## CHALLENGE
State how many lines hold the word "name", with no other words.

## GIVEN RECORDS
************
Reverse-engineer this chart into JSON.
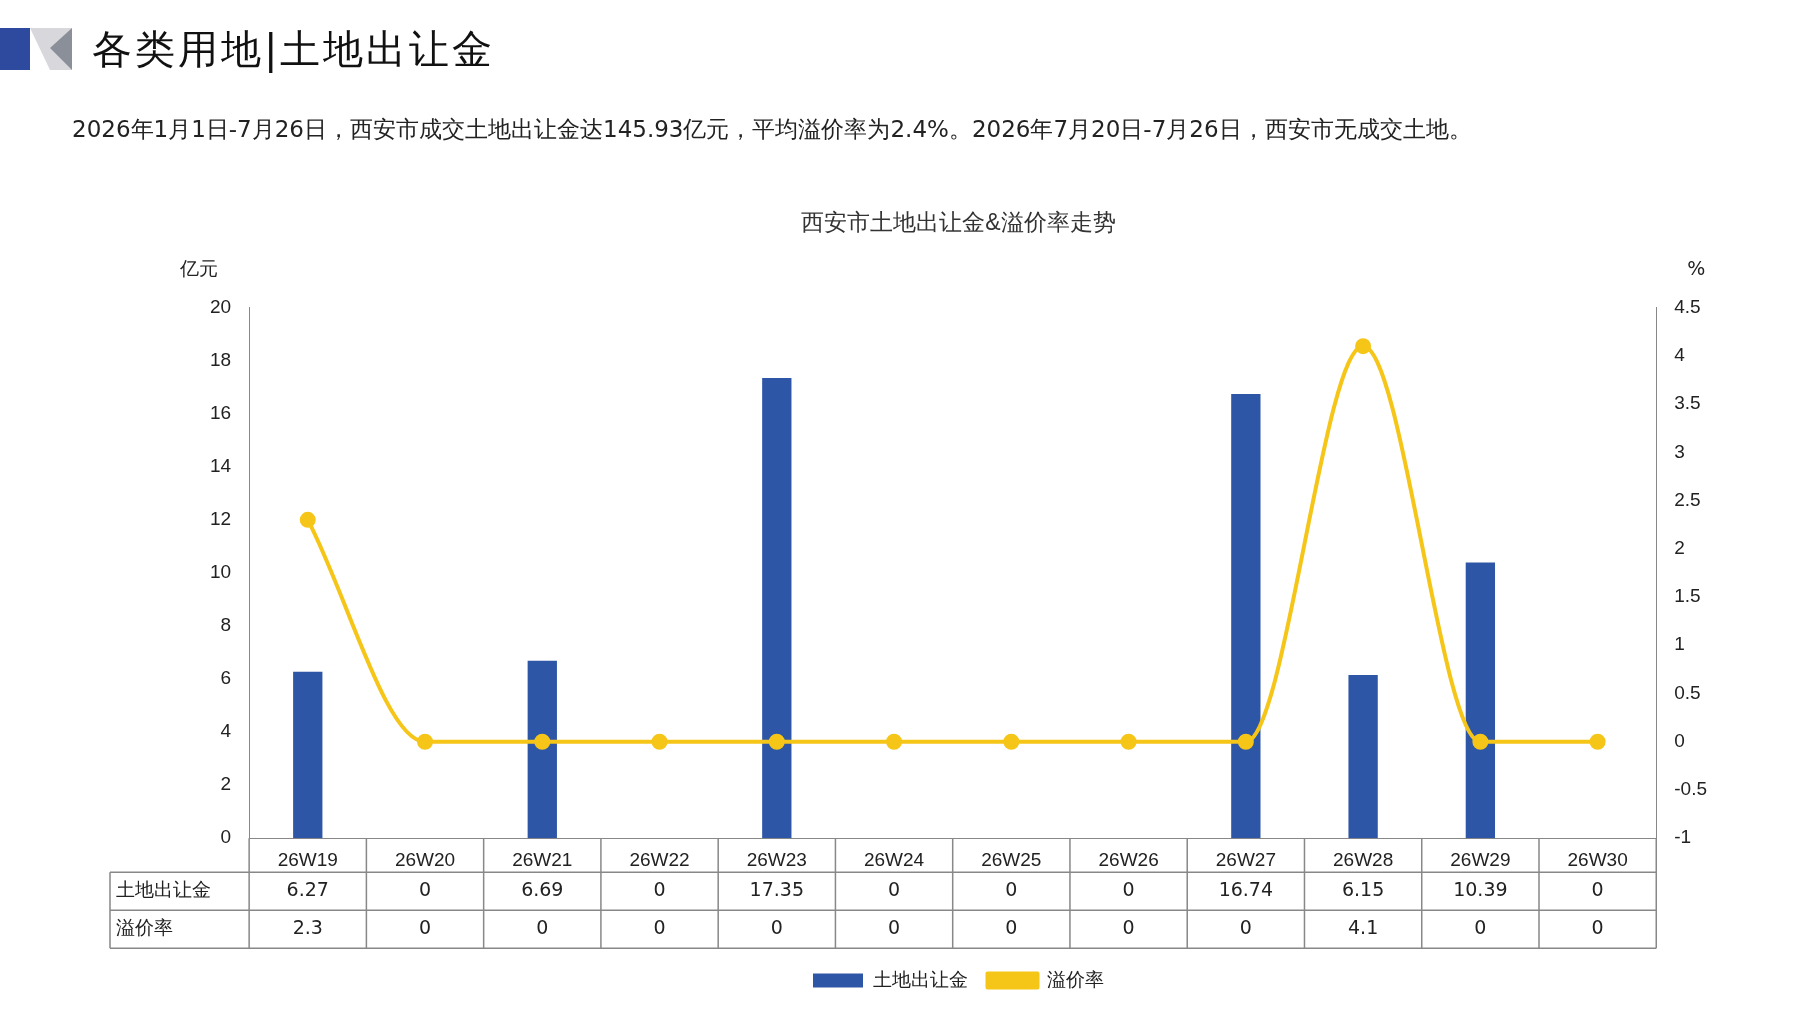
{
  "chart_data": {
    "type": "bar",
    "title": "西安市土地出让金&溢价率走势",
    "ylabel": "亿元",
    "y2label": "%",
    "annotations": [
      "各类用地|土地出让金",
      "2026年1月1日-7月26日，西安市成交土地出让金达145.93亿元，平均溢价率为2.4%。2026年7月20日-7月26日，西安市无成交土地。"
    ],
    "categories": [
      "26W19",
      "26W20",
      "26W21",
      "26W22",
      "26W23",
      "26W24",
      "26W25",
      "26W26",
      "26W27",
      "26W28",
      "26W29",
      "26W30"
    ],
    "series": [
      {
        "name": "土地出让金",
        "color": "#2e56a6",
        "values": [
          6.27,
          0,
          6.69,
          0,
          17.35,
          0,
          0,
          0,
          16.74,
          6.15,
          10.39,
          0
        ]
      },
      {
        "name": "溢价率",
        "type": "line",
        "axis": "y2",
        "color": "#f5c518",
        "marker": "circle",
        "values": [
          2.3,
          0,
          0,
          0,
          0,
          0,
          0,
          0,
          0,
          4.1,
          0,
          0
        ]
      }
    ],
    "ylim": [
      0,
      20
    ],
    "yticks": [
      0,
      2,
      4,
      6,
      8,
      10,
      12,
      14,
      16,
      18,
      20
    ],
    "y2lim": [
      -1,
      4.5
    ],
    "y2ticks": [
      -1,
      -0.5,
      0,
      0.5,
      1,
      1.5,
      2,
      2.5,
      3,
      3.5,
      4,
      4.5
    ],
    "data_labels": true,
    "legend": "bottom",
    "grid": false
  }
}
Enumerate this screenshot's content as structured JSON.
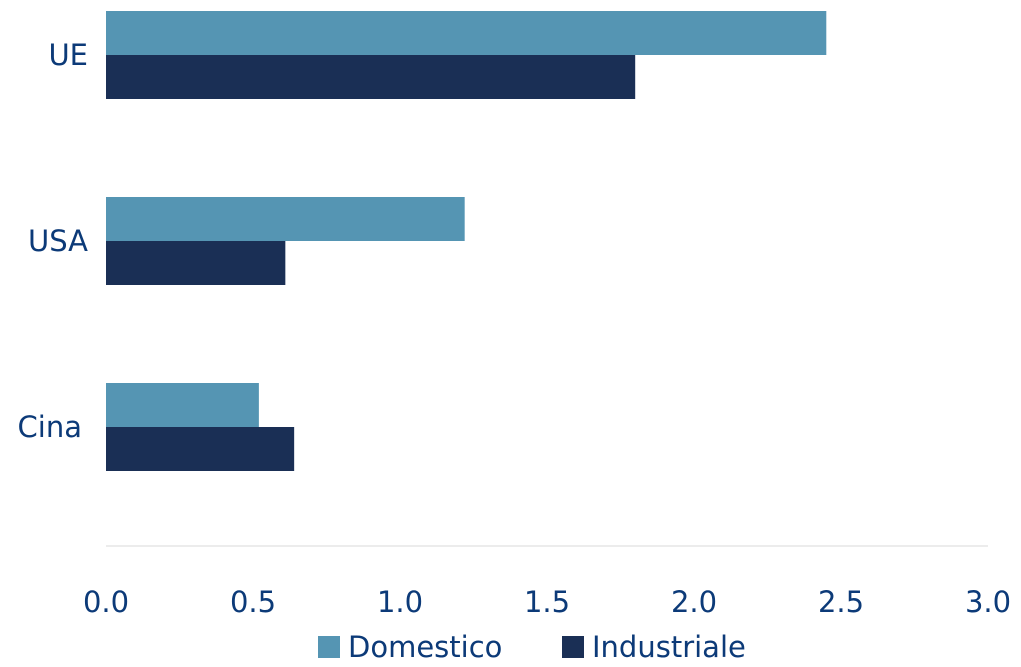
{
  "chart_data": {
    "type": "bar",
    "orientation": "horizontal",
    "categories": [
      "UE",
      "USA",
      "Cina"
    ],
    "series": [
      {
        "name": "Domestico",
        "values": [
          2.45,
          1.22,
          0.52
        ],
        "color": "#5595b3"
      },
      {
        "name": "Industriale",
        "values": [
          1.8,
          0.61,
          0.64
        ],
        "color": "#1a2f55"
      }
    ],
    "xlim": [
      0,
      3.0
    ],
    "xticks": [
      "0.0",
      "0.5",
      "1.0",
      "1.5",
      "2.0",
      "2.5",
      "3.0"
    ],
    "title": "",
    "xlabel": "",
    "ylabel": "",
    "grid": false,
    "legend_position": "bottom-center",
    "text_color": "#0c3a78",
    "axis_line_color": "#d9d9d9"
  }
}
************
## PROBLEM SOLUTION
4